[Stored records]
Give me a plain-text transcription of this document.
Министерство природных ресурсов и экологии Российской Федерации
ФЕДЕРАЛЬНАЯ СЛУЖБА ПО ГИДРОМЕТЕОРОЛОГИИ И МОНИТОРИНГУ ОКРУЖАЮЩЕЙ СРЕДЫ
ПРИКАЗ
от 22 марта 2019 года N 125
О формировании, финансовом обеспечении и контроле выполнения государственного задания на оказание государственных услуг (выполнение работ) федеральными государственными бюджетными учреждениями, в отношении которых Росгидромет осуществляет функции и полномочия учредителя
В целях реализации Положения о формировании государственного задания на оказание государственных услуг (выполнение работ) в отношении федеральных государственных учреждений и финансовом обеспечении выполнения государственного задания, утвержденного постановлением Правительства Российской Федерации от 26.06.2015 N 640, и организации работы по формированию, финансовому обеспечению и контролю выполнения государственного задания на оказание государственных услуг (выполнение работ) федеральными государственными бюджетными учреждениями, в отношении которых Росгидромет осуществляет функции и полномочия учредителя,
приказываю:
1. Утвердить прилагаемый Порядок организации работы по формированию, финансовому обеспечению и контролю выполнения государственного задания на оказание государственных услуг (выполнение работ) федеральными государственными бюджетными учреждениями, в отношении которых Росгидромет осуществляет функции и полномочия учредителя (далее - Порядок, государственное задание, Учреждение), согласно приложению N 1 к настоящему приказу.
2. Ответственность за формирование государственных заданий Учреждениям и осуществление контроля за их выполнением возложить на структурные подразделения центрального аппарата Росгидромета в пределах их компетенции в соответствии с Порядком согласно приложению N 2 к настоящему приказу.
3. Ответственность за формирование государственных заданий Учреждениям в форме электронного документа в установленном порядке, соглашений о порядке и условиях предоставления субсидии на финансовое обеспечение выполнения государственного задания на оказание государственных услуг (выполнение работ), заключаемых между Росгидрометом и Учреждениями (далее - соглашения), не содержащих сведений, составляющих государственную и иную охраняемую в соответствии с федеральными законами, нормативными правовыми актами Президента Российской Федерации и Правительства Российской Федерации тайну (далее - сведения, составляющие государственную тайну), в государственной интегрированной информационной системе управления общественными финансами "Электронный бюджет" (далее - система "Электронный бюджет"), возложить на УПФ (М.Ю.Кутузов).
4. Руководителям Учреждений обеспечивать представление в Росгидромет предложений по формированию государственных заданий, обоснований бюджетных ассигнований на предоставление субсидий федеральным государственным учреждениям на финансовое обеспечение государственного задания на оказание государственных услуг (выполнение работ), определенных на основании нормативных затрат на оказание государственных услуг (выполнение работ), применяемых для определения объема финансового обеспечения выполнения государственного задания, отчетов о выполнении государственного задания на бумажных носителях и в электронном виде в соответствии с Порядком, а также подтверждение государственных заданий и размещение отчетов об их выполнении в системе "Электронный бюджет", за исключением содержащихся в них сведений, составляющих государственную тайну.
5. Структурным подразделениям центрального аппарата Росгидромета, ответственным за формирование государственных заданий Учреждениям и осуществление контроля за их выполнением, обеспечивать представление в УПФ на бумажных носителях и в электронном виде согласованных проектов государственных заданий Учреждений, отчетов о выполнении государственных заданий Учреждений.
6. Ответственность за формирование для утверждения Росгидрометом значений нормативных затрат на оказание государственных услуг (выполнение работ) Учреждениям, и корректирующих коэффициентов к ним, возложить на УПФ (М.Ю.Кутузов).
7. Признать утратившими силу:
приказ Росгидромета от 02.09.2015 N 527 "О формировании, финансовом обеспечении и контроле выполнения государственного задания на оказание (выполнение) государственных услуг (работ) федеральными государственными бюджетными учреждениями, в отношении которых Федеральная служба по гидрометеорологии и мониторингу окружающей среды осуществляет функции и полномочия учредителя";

* [OBJECTIVE]:
Give the number of lines that hold the word "аппарата" in these records, with nothing added.

* [REPLY]:
2